-------- Supplied material --------

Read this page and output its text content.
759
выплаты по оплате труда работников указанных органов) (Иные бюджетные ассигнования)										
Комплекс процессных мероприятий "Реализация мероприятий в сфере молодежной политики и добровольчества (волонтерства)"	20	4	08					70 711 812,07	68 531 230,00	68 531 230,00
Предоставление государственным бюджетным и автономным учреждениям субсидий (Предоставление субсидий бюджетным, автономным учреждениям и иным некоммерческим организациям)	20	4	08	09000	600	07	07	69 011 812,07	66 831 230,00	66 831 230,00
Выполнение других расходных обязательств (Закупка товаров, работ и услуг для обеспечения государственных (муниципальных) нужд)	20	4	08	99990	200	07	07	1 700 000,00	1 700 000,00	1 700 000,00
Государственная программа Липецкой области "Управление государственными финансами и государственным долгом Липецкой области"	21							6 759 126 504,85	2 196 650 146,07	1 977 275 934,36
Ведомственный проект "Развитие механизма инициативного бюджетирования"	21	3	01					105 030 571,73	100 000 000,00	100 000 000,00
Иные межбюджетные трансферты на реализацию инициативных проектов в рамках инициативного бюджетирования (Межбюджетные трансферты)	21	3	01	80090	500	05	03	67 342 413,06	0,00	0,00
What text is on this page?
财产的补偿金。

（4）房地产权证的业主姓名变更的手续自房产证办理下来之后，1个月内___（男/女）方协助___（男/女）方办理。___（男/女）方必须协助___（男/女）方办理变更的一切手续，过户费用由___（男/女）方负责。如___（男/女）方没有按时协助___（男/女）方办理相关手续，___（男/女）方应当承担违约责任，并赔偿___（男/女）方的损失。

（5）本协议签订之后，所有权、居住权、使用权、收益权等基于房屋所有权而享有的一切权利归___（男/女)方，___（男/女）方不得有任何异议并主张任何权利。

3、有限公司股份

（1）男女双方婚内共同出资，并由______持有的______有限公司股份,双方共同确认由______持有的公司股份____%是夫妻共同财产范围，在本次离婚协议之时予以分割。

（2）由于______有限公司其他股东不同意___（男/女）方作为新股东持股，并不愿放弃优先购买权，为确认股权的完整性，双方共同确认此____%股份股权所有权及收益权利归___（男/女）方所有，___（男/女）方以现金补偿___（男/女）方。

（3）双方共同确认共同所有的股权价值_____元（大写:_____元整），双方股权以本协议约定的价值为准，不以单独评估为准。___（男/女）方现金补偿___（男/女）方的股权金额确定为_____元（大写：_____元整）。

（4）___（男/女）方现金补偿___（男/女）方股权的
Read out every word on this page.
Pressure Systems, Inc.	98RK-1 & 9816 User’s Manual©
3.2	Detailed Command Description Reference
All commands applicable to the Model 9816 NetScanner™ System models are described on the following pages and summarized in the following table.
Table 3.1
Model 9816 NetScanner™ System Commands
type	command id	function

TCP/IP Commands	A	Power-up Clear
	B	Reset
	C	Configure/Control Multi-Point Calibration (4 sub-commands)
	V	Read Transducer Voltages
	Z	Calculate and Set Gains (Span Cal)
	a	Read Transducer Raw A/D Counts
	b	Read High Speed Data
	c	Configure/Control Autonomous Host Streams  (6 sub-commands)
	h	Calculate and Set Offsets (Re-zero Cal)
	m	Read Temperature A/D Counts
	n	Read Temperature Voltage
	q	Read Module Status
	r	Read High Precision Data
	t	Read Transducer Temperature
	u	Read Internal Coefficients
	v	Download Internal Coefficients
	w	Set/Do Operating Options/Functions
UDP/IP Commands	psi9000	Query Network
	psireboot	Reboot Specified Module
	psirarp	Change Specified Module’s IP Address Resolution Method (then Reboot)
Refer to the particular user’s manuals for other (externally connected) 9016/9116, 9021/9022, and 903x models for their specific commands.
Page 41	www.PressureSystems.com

--------

What the task requires:
Copy out each record, keeping every word as it is.

Exercise result:
Read this page and output its text content.
759
выплаты по оплате труда работников указанных органов) (Иные бюджетные ассигнования)										
Комплекс процессных мероприятий "Реализация мероприятий в сфере молодежной политики и добровольчества (волонтерства)"	20	4	08					70 711 812,07	68 531 230,00	68 531 230,00
Предоставление государственным бюджетным и автономным учреждениям субсидий (Предоставление субсидий бюджетным, автономным учреждениям и иным некоммерческим организациям)	20	4	08	09000	600	07	07	69 011 812,07	66 831 230,00	66 831 230,00
Выполнение других расходных обязательств (Закупка товаров, работ и услуг для обеспечения государственных (муниципальных) нужд)	20	4	08	99990	200	07	07	1 700 000,00	1 700 000,00	1 700 000,00
Государственная программа Липецкой области "Управление государственными финансами и государственным долгом Липецкой области"	21							6 759 126 504,85	2 196 650 146,07	1 977 275 934,36
Ведомственный проект "Развитие механизма инициативного бюджетирования"	21	3	01					105 030 571,73	100 000 000,00	100 000 000,00
Иные межбюджетные трансферты на реализацию инициативных проектов в рамках инициативного бюджетирования (Межбюджетные трансферты)	21	3	01	80090	500	05	03	67 342 413,06	0,00	0,00
What text is on this page?
财产的补偿金。

（4）房地产权证的业主姓名变更的手续自房产证办理下来之后，1个月内___（男/女）方协助___（男/女）方办理。___（男/女）方必须协助___（男/女）方办理变更的一切手续，过户费用由___（男/女）方负责。如___（男/女）方没有按时协助___（男/女）方办理相关手续，___（男/女）方应当承担违约责任，并赔偿___（男/女）方的损失。

（5）本协议签订之后，所有权、居住权、使用权、收益权等基于房屋所有权而享有的一切权利归___（男/女)方，___（男/女）方不得有任何异议并主张任何权利。

3、有限公司股份

（1）男女双方婚内共同出资，并由______持有的______有限公司股份,双方共同确认由______持有的公司股份____%是夫妻共同财产范围，在本次离婚协议之时予以分割。

（2）由于______有限公司其他股东不同意___（男/女）方作为新股东持股，并不愿放弃优先购买权，为确认股权的完整性，双方共同确认此____%股份股权所有权及收益权利归___（男/女）方所有，___（男/女）方以现金补偿___（男/女）方。

（3）双方共同确认共同所有的股权价值_____元（大写:_____元整），双方股权以本协议约定的价值为准，不以单独评估为准。___（男/女）方现金补偿___（男/女）方的股权金额确定为_____元（大写：_____元整）。

（4）___（男/女）方现金补偿___（男/女）方股权的
Read out every word on this page.
Pressure Systems, Inc.	98RK-1 & 9816 User’s Manual©
3.2	Detailed Command Description Reference
All commands applicable to the Model 9816 NetScanner™ System models are described on the following pages and summarized in the following table.
Table 3.1
Model 9816 NetScanner™ System Commands
type	command id	function

TCP/IP Commands	A	Power-up Clear
	B	Reset
	C	Configure/Control Multi-Point Calibration (4 sub-commands)
	V	Read Transducer Voltages
	Z	Calculate and Set Gains (Span Cal)
	a	Read Transducer Raw A/D Counts
	b	Read High Speed Data
	c	Configure/Control Autonomous Host Streams  (6 sub-commands)
	h	Calculate and Set Offsets (Re-zero Cal)
	m	Read Temperature A/D Counts
	n	Read Temperature Voltage
	q	Read Module Status
	r	Read High Precision Data
	t	Read Transducer Temperature
	u	Read Internal Coefficients
	v	Download Internal Coefficients
	w	Set/Do Operating Options/Functions
UDP/IP Commands	psi9000	Query Network
	psireboot	Reboot Specified Module
	psirarp	Change Specified Module’s IP Address Resolution Method (then Reboot)
Refer to the particular user’s manuals for other (externally connected) 9016/9116, 9021/9022, and 903x models for their specific commands.
Page 41	www.PressureSystems.com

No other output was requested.